§ Records shown:
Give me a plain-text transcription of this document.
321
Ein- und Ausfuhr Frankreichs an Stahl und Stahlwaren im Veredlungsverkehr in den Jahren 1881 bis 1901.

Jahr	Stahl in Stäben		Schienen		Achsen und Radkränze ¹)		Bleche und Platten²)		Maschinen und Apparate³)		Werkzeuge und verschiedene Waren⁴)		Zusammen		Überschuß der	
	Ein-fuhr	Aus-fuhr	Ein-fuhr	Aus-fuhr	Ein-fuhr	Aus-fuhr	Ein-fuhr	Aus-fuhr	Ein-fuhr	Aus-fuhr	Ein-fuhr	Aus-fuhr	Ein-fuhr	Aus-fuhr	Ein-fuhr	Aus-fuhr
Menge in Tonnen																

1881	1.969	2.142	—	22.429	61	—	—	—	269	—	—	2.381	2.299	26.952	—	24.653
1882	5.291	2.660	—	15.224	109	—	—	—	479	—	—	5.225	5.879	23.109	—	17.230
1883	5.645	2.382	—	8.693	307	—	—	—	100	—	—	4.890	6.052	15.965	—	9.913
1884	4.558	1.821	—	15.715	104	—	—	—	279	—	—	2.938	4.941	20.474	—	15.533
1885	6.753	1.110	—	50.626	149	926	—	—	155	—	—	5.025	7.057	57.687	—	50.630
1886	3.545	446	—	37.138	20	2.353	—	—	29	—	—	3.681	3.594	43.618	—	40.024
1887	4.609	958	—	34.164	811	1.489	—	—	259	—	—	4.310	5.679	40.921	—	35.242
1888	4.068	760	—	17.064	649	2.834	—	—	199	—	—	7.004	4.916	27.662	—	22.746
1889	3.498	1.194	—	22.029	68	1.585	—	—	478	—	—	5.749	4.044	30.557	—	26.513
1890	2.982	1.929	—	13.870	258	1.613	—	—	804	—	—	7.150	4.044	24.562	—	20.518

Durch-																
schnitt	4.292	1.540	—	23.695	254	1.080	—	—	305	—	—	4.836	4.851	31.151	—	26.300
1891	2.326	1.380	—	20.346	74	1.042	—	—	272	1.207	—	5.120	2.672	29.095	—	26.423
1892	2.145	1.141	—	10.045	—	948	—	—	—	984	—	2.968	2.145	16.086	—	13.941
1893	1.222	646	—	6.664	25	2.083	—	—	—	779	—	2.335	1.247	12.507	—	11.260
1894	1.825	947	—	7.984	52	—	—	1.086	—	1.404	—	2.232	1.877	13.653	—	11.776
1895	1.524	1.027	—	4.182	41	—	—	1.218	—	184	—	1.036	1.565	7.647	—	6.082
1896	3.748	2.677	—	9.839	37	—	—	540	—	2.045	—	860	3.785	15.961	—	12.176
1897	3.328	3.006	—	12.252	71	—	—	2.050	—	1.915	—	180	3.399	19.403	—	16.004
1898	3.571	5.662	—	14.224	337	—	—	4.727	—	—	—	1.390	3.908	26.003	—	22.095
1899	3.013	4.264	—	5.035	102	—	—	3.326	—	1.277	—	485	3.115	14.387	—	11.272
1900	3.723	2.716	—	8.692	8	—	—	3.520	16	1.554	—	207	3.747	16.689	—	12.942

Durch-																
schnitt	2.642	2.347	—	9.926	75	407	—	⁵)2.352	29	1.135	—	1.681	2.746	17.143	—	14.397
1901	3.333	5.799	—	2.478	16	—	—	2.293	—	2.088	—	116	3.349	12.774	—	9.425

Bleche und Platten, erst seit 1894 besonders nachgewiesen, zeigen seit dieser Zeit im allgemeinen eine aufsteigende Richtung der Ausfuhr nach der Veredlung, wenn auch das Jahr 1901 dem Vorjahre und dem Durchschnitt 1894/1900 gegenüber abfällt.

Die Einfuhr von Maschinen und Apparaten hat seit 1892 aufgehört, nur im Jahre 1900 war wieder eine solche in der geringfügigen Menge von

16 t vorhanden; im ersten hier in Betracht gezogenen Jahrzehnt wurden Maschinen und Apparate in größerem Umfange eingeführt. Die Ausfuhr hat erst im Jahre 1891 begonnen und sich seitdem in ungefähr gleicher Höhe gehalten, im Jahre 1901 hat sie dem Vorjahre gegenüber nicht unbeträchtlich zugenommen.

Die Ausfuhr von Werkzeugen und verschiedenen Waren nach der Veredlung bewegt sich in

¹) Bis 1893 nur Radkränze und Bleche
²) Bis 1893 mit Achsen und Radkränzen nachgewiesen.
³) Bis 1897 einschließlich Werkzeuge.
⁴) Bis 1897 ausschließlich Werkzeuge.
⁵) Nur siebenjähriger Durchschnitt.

§ Exercise objective: Nothing may be left out or altered: reproduce the complete listing.

§ The completed task:
Give me a plain-text transcription of this document.
321
Ein- und Ausfuhr Frankreichs an Stahl und Stahlwaren im Veredlungsverkehr in den Jahren 1881 bis 1901.

Jahr	Stahl in Stäben		Schienen		Achsen und Radkränze ¹)		Bleche und Platten²)		Maschinen und Apparate³)		Werkzeuge und verschiedene Waren⁴)		Zusammen		Überschuß der	
	Ein-fuhr	Aus-fuhr	Ein-fuhr	Aus-fuhr	Ein-fuhr	Aus-fuhr	Ein-fuhr	Aus-fuhr	Ein-fuhr	Aus-fuhr	Ein-fuhr	Aus-fuhr	Ein-fuhr	Aus-fuhr	Ein-fuhr	Aus-fuhr
Menge in Tonnen																

1881	1.969	2.142	—	22.429	61	—	—	—	269	—	—	2.381	2.299	26.952	—	24.653
1882	5.291	2.660	—	15.224	109	—	—	—	479	—	—	5.225	5.879	23.109	—	17.230
1883	5.645	2.382	—	8.693	307	—	—	—	100	—	—	4.890	6.052	15.965	—	9.913
1884	4.558	1.821	—	15.715	104	—	—	—	279	—	—	2.938	4.941	20.474	—	15.533
1885	6.753	1.110	—	50.626	149	926	—	—	155	—	—	5.025	7.057	57.687	—	50.630
1886	3.545	446	—	37.138	20	2.353	—	—	29	—	—	3.681	3.594	43.618	—	40.024
1887	4.609	958	—	34.164	811	1.489	—	—	259	—	—	4.310	5.679	40.921	—	35.242
1888	4.068	760	—	17.064	649	2.834	—	—	199	—	—	7.004	4.916	27.662	—	22.746
1889	3.498	1.194	—	22.029	68	1.585	—	—	478	—	—	5.749	4.044	30.557	—	26.513
1890	2.982	1.929	—	13.870	258	1.613	—	—	804	—	—	7.150	4.044	24.562	—	20.518

Durch-																
schnitt	4.292	1.540	—	23.695	254	1.080	—	—	305	—	—	4.836	4.851	31.151	—	26.300
1891	2.326	1.380	—	20.346	74	1.042	—	—	272	1.207	—	5.120	2.672	29.095	—	26.423
1892	2.145	1.141	—	10.045	—	948	—	—	—	984	—	2.968	2.145	16.086	—	13.941
1893	1.222	646	—	6.664	25	2.083	—	—	—	779	—	2.335	1.247	12.507	—	11.260
1894	1.825	947	—	7.984	52	—	—	1.086	—	1.404	—	2.232	1.877	13.653	—	11.776
1895	1.524	1.027	—	4.182	41	—	—	1.218	—	184	—	1.036	1.565	7.647	—	6.082
1896	3.748	2.677	—	9.839	37	—	—	540	—	2.045	—	860	3.785	15.961	—	12.176
1897	3.328	3.006	—	12.252	71	—	—	2.050	—	1.915	—	180	3.399	19.403	—	16.004
1898	3.571	5.662	—	14.224	337	—	—	4.727	—	—	—	1.390	3.908	26.003	—	22.095
1899	3.013	4.264	—	5.035	102	—	—	3.326	—	1.277	—	485	3.115	14.387	—	11.272
1900	3.723	2.716	—	8.692	8	—	—	3.520	16	1.554	—	207	3.747	16.689	—	12.942

Durch-																
schnitt	2.642	2.347	—	9.926	75	407	—	⁵)2.352	29	1.135	—	1.681	2.746	17.143	—	14.397
1901	3.333	5.799	—	2.478	16	—	—	2.293	—	2.088	—	116	3.349	12.774	—	9.425

Bleche und Platten, erst seit 1894 besonders nachgewiesen, zeigen seit dieser Zeit im allgemeinen eine aufsteigende Richtung der Ausfuhr nach der Veredlung, wenn auch das Jahr 1901 dem Vorjahre und dem Durchschnitt 1894/1900 gegenüber abfällt.

Die Einfuhr von Maschinen und Apparaten hat seit 1892 aufgehört, nur im Jahre 1900 war wieder eine solche in der geringfügigen Menge von

16 t vorhanden; im ersten hier in Betracht gezogenen Jahrzehnt wurden Maschinen und Apparate in größerem Umfange eingeführt. Die Ausfuhr hat erst im Jahre 1891 begonnen und sich seitdem in ungefähr gleicher Höhe gehalten, im Jahre 1901 hat sie dem Vorjahre gegenüber nicht unbeträchtlich zugenommen.

Die Ausfuhr von Werkzeugen und verschiedenen Waren nach der Veredlung bewegt sich in

¹) Bis 1893 nur Radkränze und Bleche
²) Bis 1893 mit Achsen und Radkränzen nachgewiesen.
³) Bis 1897 einschließlich Werkzeuge.
⁴) Bis 1897 ausschließlich Werkzeuge.
⁵) Nur siebenjähriger Durchschnitt.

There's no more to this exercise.